Work instructions –
Return every line of the material exactly.

## START

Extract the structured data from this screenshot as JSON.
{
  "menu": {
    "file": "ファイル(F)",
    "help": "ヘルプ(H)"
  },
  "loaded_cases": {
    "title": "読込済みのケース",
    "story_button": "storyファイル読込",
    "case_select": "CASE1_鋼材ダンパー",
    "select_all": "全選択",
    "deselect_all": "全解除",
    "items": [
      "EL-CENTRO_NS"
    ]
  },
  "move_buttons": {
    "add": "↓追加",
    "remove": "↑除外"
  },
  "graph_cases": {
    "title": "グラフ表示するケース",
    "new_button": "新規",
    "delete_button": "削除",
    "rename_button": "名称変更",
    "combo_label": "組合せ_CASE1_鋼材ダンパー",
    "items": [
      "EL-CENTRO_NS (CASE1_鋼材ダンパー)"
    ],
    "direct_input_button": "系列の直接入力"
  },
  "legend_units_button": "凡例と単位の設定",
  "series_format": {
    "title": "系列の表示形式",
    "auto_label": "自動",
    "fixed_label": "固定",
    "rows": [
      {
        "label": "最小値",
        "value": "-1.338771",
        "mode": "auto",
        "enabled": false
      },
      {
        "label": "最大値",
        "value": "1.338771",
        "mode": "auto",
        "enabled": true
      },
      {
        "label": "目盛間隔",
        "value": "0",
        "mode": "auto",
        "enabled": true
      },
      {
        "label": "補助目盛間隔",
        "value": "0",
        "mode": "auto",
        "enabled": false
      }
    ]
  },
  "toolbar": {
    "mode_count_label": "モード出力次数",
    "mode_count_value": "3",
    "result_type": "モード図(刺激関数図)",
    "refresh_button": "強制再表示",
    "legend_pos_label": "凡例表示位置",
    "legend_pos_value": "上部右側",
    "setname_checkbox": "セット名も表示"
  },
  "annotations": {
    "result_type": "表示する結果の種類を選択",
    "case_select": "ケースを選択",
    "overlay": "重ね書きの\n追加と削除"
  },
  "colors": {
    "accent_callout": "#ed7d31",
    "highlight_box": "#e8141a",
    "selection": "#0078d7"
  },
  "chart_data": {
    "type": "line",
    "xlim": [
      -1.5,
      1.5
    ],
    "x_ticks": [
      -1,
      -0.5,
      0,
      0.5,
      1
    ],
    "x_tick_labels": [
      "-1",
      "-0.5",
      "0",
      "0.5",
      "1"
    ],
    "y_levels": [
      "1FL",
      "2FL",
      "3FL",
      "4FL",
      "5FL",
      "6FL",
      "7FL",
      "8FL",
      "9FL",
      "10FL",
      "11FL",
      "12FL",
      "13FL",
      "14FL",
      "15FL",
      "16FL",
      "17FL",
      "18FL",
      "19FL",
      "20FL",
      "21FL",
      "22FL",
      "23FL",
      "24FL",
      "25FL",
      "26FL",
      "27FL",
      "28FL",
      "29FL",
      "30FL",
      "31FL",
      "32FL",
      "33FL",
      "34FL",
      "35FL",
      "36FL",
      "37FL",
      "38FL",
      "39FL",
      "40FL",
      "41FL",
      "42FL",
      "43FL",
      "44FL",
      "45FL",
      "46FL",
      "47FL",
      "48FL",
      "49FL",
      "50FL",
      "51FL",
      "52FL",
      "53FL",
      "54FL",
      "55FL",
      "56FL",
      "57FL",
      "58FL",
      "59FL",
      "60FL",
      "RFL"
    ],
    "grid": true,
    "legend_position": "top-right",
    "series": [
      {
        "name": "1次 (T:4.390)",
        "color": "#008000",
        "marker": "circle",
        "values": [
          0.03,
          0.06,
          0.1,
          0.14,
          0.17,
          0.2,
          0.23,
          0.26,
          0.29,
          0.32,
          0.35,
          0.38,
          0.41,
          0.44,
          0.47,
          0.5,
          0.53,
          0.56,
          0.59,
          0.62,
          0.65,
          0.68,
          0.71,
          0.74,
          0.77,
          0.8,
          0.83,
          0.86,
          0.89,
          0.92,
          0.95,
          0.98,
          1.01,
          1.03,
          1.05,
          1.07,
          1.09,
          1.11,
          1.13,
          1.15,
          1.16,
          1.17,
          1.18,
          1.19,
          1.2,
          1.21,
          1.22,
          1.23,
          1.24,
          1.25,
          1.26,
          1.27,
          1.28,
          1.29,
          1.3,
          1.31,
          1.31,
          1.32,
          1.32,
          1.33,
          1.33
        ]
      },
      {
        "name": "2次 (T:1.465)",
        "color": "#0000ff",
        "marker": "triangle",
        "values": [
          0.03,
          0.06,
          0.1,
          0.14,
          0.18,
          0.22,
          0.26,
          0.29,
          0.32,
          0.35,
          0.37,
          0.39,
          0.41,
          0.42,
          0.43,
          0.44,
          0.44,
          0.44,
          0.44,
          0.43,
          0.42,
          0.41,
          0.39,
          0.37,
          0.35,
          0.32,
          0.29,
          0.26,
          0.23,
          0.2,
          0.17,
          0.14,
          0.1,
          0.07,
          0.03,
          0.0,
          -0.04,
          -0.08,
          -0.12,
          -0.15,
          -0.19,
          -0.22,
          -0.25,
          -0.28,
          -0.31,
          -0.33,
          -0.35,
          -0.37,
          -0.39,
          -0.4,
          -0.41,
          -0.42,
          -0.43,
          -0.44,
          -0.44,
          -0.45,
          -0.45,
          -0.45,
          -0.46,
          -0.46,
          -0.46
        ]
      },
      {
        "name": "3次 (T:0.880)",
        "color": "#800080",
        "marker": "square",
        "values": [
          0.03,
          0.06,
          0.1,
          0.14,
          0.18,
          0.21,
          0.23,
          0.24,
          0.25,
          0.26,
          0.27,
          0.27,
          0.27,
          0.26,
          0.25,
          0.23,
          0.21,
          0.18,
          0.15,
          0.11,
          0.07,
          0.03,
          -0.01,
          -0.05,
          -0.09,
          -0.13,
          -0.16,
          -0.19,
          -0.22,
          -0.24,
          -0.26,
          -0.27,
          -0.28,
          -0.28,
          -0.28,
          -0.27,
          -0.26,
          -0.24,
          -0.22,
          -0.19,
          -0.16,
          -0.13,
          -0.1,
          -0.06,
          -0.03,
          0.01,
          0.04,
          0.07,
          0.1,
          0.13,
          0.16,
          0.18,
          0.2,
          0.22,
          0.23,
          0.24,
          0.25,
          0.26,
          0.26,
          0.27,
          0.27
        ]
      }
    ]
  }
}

## END

Finished task –
Extract the structured data from this screenshot as JSON.
{
  "menu": {
    "file": "ファイル(F)",
    "help": "ヘルプ(H)"
  },
  "loaded_cases": {
    "title": "読込済みのケース",
    "story_button": "storyファイル読込",
    "case_select": "CASE1_鋼材ダンパー",
    "select_all": "全選択",
    "deselect_all": "全解除",
    "items": [
      "EL-CENTRO_NS"
    ]
  },
  "move_buttons": {
    "add": "↓追加",
    "remove": "↑除外"
  },
  "graph_cases": {
    "title": "グラフ表示するケース",
    "new_button": "新規",
    "delete_button": "削除",
    "rename_button": "名称変更",
    "combo_label": "組合せ_CASE1_鋼材ダンパー",
    "items": [
      "EL-CENTRO_NS (CASE1_鋼材ダンパー)"
    ],
    "direct_input_button": "系列の直接入力"
  },
  "legend_units_button": "凡例と単位の設定",
  "series_format": {
    "title": "系列の表示形式",
    "auto_label": "自動",
    "fixed_label": "固定",
    "rows": [
      {
        "label": "最小値",
        "value": "-1.338771",
        "mode": "auto",
        "enabled": false
      },
      {
        "label": "最大値",
        "value": "1.338771",
        "mode": "auto",
        "enabled": true
      },
      {
        "label": "目盛間隔",
        "value": "0",
        "mode": "auto",
        "enabled": true
      },
      {
        "label": "補助目盛間隔",
        "value": "0",
        "mode": "auto",
        "enabled": false
      }
    ]
  },
  "toolbar": {
    "mode_count_label": "モード出力次数",
    "mode_count_value": "3",
    "result_type": "モード図(刺激関数図)",
    "refresh_button": "強制再表示",
    "legend_pos_label": "凡例表示位置",
    "legend_pos_value": "上部右側",
    "setname_checkbox": "セット名も表示"
  },
  "annotations": {
    "result_type": "表示する結果の種類を選択",
    "case_select": "ケースを選択",
    "overlay": "重ね書きの\n追加と削除"
  },
  "colors": {
    "accent_callout": "#ed7d31",
    "highlight_box": "#e8141a",
    "selection": "#0078d7"
  },
  "chart_data": {
    "type": "line",
    "xlim": [
      -1.5,
      1.5
    ],
    "x_ticks": [
      -1,
      -0.5,
      0,
      0.5,
      1
    ],
    "x_tick_labels": [
      "-1",
      "-0.5",
      "0",
      "0.5",
      "1"
    ],
    "y_levels": [
      "1FL",
      "2FL",
      "3FL",
      "4FL",
      "5FL",
      "6FL",
      "7FL",
      "8FL",
      "9FL",
      "10FL",
      "11FL",
      "12FL",
      "13FL",
      "14FL",
      "15FL",
      "16FL",
      "17FL",
      "18FL",
      "19FL",
      "20FL",
      "21FL",
      "22FL",
      "23FL",
      "24FL",
      "25FL",
      "26FL",
      "27FL",
      "28FL",
      "29FL",
      "30FL",
      "31FL",
      "32FL",
      "33FL",
      "34FL",
      "35FL",
      "36FL",
      "37FL",
      "38FL",
      "39FL",
      "40FL",
      "41FL",
      "42FL",
      "43FL",
      "44FL",
      "45FL",
      "46FL",
      "47FL",
      "48FL",
      "49FL",
      "50FL",
      "51FL",
      "52FL",
      "53FL",
      "54FL",
      "55FL",
      "56FL",
      "57FL",
      "58FL",
      "59FL",
      "60FL",
      "RFL"
    ],
    "grid": true,
    "legend_position": "top-right",
    "series": [
      {
        "name": "1次 (T:4.390)",
        "color": "#008000",
        "marker": "circle",
        "values": [
          0.03,
          0.06,
          0.1,
          0.14,
          0.17,
          0.2,
          0.23,
          0.26,
          0.29,
          0.32,
          0.35,
          0.38,
          0.41,
          0.44,
          0.47,
          0.5,
          0.53,
          0.56,
          0.59,
          0.62,
          0.65,
          0.68,
          0.71,
          0.74,
          0.77,
          0.8,
          0.83,
          0.86,
          0.89,
          0.92,
          0.95,
          0.98,
          1.01,
          1.03,
          1.05,
          1.07,
          1.09,
          1.11,
          1.13,
          1.15,
          1.16,
          1.17,
          1.18,
          1.19,
          1.2,
          1.21,
          1.22,
          1.23,
          1.24,
          1.25,
          1.26,
          1.27,
          1.28,
          1.29,
          1.3,
          1.31,
          1.31,
          1.32,
          1.32,
          1.33,
          1.33
        ]
      },
      {
        "name": "2次 (T:1.465)",
        "color": "#0000ff",
        "marker": "triangle",
        "values": [
          0.03,
          0.06,
          0.1,
          0.14,
          0.18,
          0.22,
          0.26,
          0.29,
          0.32,
          0.35,
          0.37,
          0.39,
          0.41,
          0.42,
          0.43,
          0.44,
          0.44,
          0.44,
          0.44,
          0.43,
          0.42,
          0.41,
          0.39,
          0.37,
          0.35,
          0.32,
          0.29,
          0.26,
          0.23,
          0.2,
          0.17,
          0.14,
          0.1,
          0.07,
          0.03,
          0.0,
          -0.04,
          -0.08,
          -0.12,
          -0.15,
          -0.19,
          -0.22,
          -0.25,
          -0.28,
          -0.31,
          -0.33,
          -0.35,
          -0.37,
          -0.39,
          -0.4,
          -0.41,
          -0.42,
          -0.43,
          -0.44,
          -0.44,
          -0.45,
          -0.45,
          -0.45,
          -0.46,
          -0.46,
          -0.46
        ]
      },
      {
        "name": "3次 (T:0.880)",
        "color": "#800080",
        "marker": "square",
        "values": [
          0.03,
          0.06,
          0.1,
          0.14,
          0.18,
          0.21,
          0.23,
          0.24,
          0.25,
          0.26,
          0.27,
          0.27,
          0.27,
          0.26,
          0.25,
          0.23,
          0.21,
          0.18,
          0.15,
          0.11,
          0.07,
          0.03,
          -0.01,
          -0.05,
          -0.09,
          -0.13,
          -0.16,
          -0.19,
          -0.22,
          -0.24,
          -0.26,
          -0.27,
          -0.28,
          -0.28,
          -0.28,
          -0.27,
          -0.26,
          -0.24,
          -0.22,
          -0.19,
          -0.16,
          -0.13,
          -0.1,
          -0.06,
          -0.03,
          0.01,
          0.04,
          0.07,
          0.1,
          0.13,
          0.16,
          0.18,
          0.2,
          0.22,
          0.23,
          0.24,
          0.25,
          0.26,
          0.26,
          0.27,
          0.27
        ]
      }
    ]
  }
}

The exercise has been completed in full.